# start of Material provided
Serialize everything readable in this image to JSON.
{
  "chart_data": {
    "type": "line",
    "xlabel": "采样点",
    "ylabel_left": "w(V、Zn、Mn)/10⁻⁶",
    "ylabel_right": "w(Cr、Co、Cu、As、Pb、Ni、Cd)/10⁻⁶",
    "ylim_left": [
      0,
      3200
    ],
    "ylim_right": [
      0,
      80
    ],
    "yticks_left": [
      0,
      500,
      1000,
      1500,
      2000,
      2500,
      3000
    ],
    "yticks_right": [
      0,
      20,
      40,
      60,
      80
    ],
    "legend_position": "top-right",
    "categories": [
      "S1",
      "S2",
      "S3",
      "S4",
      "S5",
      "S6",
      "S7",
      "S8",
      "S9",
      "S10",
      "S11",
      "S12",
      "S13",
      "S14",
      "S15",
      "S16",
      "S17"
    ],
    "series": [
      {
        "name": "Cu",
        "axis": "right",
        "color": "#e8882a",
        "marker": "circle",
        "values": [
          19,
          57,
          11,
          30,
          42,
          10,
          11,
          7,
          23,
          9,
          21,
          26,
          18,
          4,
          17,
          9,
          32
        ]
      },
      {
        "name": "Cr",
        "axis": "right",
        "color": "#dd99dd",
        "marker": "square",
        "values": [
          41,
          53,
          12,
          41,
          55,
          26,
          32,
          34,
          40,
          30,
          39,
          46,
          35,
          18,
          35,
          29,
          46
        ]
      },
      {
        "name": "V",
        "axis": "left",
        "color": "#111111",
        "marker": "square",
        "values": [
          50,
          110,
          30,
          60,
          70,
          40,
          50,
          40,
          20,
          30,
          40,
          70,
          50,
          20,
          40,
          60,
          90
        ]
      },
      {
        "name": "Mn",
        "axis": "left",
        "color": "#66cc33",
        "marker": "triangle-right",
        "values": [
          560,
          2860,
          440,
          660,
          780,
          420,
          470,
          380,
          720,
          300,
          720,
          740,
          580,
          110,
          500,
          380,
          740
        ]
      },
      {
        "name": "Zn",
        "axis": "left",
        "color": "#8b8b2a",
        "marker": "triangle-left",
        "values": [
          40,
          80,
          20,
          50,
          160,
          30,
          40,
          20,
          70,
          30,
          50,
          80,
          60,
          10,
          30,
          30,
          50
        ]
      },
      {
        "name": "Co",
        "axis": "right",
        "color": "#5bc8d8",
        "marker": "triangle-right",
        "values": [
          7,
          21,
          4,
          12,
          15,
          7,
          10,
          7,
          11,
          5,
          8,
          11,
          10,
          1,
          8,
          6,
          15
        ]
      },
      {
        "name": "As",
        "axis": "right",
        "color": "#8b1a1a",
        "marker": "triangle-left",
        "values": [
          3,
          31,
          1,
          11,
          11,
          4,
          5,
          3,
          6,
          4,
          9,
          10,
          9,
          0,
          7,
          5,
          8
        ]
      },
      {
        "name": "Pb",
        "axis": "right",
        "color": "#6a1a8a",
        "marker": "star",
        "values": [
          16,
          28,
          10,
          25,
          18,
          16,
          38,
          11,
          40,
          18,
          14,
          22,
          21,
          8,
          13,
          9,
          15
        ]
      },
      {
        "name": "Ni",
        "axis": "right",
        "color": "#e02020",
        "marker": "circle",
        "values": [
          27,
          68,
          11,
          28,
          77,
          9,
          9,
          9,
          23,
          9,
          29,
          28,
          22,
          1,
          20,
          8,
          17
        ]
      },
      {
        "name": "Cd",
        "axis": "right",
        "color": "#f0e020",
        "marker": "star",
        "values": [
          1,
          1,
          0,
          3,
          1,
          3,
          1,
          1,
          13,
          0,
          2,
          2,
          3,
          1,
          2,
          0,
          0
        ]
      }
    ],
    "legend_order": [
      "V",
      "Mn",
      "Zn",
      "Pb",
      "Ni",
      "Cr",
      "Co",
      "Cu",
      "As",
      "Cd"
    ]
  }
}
# end of Material provided
Objective: Write each line above out exactly.

Finished task:
Serialize everything readable in this image to JSON.
{
  "chart_data": {
    "type": "line",
    "xlabel": "采样点",
    "ylabel_left": "w(V、Zn、Mn)/10⁻⁶",
    "ylabel_right": "w(Cr、Co、Cu、As、Pb、Ni、Cd)/10⁻⁶",
    "ylim_left": [
      0,
      3200
    ],
    "ylim_right": [
      0,
      80
    ],
    "yticks_left": [
      0,
      500,
      1000,
      1500,
      2000,
      2500,
      3000
    ],
    "yticks_right": [
      0,
      20,
      40,
      60,
      80
    ],
    "legend_position": "top-right",
    "categories": [
      "S1",
      "S2",
      "S3",
      "S4",
      "S5",
      "S6",
      "S7",
      "S8",
      "S9",
      "S10",
      "S11",
      "S12",
      "S13",
      "S14",
      "S15",
      "S16",
      "S17"
    ],
    "series": [
      {
        "name": "Cu",
        "axis": "right",
        "color": "#e8882a",
        "marker": "circle",
        "values": [
          19,
          57,
          11,
          30,
          42,
          10,
          11,
          7,
          23,
          9,
          21,
          26,
          18,
          4,
          17,
          9,
          32
        ]
      },
      {
        "name": "Cr",
        "axis": "right",
        "color": "#dd99dd",
        "marker": "square",
        "values": [
          41,
          53,
          12,
          41,
          55,
          26,
          32,
          34,
          40,
          30,
          39,
          46,
          35,
          18,
          35,
          29,
          46
        ]
      },
      {
        "name": "V",
        "axis": "left",
        "color": "#111111",
        "marker": "square",
        "values": [
          50,
          110,
          30,
          60,
          70,
          40,
          50,
          40,
          20,
          30,
          40,
          70,
          50,
          20,
          40,
          60,
          90
        ]
      },
      {
        "name": "Mn",
        "axis": "left",
        "color": "#66cc33",
        "marker": "triangle-right",
        "values": [
          560,
          2860,
          440,
          660,
          780,
          420,
          470,
          380,
          720,
          300,
          720,
          740,
          580,
          110,
          500,
          380,
          740
        ]
      },
      {
        "name": "Zn",
        "axis": "left",
        "color": "#8b8b2a",
        "marker": "triangle-left",
        "values": [
          40,
          80,
          20,
          50,
          160,
          30,
          40,
          20,
          70,
          30,
          50,
          80,
          60,
          10,
          30,
          30,
          50
        ]
      },
      {
        "name": "Co",
        "axis": "right",
        "color": "#5bc8d8",
        "marker": "triangle-right",
        "values": [
          7,
          21,
          4,
          12,
          15,
          7,
          10,
          7,
          11,
          5,
          8,
          11,
          10,
          1,
          8,
          6,
          15
        ]
      },
      {
        "name": "As",
        "axis": "right",
        "color": "#8b1a1a",
        "marker": "triangle-left",
        "values": [
          3,
          31,
          1,
          11,
          11,
          4,
          5,
          3,
          6,
          4,
          9,
          10,
          9,
          0,
          7,
          5,
          8
        ]
      },
      {
        "name": "Pb",
        "axis": "right",
        "color": "#6a1a8a",
        "marker": "star",
        "values": [
          16,
          28,
          10,
          25,
          18,
          16,
          38,
          11,
          40,
          18,
          14,
          22,
          21,
          8,
          13,
          9,
          15
        ]
      },
      {
        "name": "Ni",
        "axis": "right",
        "color": "#e02020",
        "marker": "circle",
        "values": [
          27,
          68,
          11,
          28,
          77,
          9,
          9,
          9,
          23,
          9,
          29,
          28,
          22,
          1,
          20,
          8,
          17
        ]
      },
      {
        "name": "Cd",
        "axis": "right",
        "color": "#f0e020",
        "marker": "star",
        "values": [
          1,
          1,
          0,
          3,
          1,
          3,
          1,
          1,
          13,
          0,
          2,
          2,
          3,
          1,
          2,
          0,
          0
        ]
      }
    ],
    "legend_order": [
      "V",
      "Mn",
      "Zn",
      "Pb",
      "Ni",
      "Cr",
      "Co",
      "Cu",
      "As",
      "Cd"
    ]
  }
}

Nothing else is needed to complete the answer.